PROBLEM STATEMENT:
Could you give the data below again, exactly and completely?

GIVEN RECORDS:
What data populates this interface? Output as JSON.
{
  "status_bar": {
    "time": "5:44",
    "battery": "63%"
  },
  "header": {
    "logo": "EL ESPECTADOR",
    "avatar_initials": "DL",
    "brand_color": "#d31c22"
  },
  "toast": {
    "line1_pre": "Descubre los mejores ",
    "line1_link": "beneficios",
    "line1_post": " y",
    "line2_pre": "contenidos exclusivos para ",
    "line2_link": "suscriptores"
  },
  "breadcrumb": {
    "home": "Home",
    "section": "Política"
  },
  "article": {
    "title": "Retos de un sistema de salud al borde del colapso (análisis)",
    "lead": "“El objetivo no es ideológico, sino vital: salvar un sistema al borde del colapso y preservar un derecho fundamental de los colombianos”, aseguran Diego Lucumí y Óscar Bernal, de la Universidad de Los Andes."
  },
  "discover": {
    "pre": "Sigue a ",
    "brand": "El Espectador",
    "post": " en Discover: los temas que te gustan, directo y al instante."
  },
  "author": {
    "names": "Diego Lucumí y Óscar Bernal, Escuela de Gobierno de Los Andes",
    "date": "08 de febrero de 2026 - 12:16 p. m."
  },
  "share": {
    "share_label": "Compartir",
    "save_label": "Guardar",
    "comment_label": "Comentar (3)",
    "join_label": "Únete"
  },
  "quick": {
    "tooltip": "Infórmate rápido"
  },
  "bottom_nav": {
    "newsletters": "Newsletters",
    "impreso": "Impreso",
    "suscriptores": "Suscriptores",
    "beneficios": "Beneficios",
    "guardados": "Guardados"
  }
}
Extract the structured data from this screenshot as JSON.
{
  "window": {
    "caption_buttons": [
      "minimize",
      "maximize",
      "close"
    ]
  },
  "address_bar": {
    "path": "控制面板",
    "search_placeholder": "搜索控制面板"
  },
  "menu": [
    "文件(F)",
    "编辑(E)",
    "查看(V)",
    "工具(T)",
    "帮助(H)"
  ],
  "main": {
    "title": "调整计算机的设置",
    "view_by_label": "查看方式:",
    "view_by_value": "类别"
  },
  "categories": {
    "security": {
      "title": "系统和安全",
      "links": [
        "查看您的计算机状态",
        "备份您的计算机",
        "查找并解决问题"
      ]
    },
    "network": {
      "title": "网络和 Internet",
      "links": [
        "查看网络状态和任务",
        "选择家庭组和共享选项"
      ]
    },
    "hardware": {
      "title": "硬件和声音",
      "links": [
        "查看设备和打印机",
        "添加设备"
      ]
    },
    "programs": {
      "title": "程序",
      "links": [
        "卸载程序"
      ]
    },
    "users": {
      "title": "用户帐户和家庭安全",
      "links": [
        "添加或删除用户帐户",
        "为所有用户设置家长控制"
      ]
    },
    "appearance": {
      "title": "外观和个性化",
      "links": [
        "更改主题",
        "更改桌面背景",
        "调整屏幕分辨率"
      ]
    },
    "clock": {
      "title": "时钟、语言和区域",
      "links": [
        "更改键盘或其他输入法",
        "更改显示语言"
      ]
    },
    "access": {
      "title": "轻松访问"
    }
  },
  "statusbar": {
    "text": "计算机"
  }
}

WRITTEN ANSWER:
What data populates this interface? Output as JSON.
{
  "status_bar": {
    "time": "5:44",
    "battery": "63%"
  },
  "header": {
    "logo": "EL ESPECTADOR",
    "avatar_initials": "DL",
    "brand_color": "#d31c22"
  },
  "toast": {
    "line1_pre": "Descubre los mejores ",
    "line1_link": "beneficios",
    "line1_post": " y",
    "line2_pre": "contenidos exclusivos para ",
    "line2_link": "suscriptores"
  },
  "breadcrumb": {
    "home": "Home",
    "section": "Política"
  },
  "article": {
    "title": "Retos de un sistema de salud al borde del colapso (análisis)",
    "lead": "“El objetivo no es ideológico, sino vital: salvar un sistema al borde del colapso y preservar un derecho fundamental de los colombianos”, aseguran Diego Lucumí y Óscar Bernal, de la Universidad de Los Andes."
  },
  "discover": {
    "pre": "Sigue a ",
    "brand": "El Espectador",
    "post": " en Discover: los temas que te gustan, directo y al instante."
  },
  "author": {
    "names": "Diego Lucumí y Óscar Bernal, Escuela de Gobierno de Los Andes",
    "date": "08 de febrero de 2026 - 12:16 p. m."
  },
  "share": {
    "share_label": "Compartir",
    "save_label": "Guardar",
    "comment_label": "Comentar (3)",
    "join_label": "Únete"
  },
  "quick": {
    "tooltip": "Infórmate rápido"
  },
  "bottom_nav": {
    "newsletters": "Newsletters",
    "impreso": "Impreso",
    "suscriptores": "Suscriptores",
    "beneficios": "Beneficios",
    "guardados": "Guardados"
  }
}
Extract the structured data from this screenshot as JSON.
{
  "window": {
    "caption_buttons": [
      "minimize",
      "maximize",
      "close"
    ]
  },
  "address_bar": {
    "path": "控制面板",
    "search_placeholder": "搜索控制面板"
  },
  "menu": [
    "文件(F)",
    "编辑(E)",
    "查看(V)",
    "工具(T)",
    "帮助(H)"
  ],
  "main": {
    "title": "调整计算机的设置",
    "view_by_label": "查看方式:",
    "view_by_value": "类别"
  },
  "categories": {
    "security": {
      "title": "系统和安全",
      "links": [
        "查看您的计算机状态",
        "备份您的计算机",
        "查找并解决问题"
      ]
    },
    "network": {
      "title": "网络和 Internet",
      "links": [
        "查看网络状态和任务",
        "选择家庭组和共享选项"
      ]
    },
    "hardware": {
      "title": "硬件和声音",
      "links": [
        "查看设备和打印机",
        "添加设备"
      ]
    },
    "programs": {
      "title": "程序",
      "links": [
        "卸载程序"
      ]
    },
    "users": {
      "title": "用户帐户和家庭安全",
      "links": [
        "添加或删除用户帐户",
        "为所有用户设置家长控制"
      ]
    },
    "appearance": {
      "title": "外观和个性化",
      "links": [
        "更改主题",
        "更改桌面背景",
        "调整屏幕分辨率"
      ]
    },
    "clock": {
      "title": "时钟、语言和区域",
      "links": [
        "更改键盘或其他输入法",
        "更改显示语言"
      ]
    },
    "access": {
      "title": "轻松访问"
    }
  },
  "statusbar": {
    "text": "计算机"
  }
}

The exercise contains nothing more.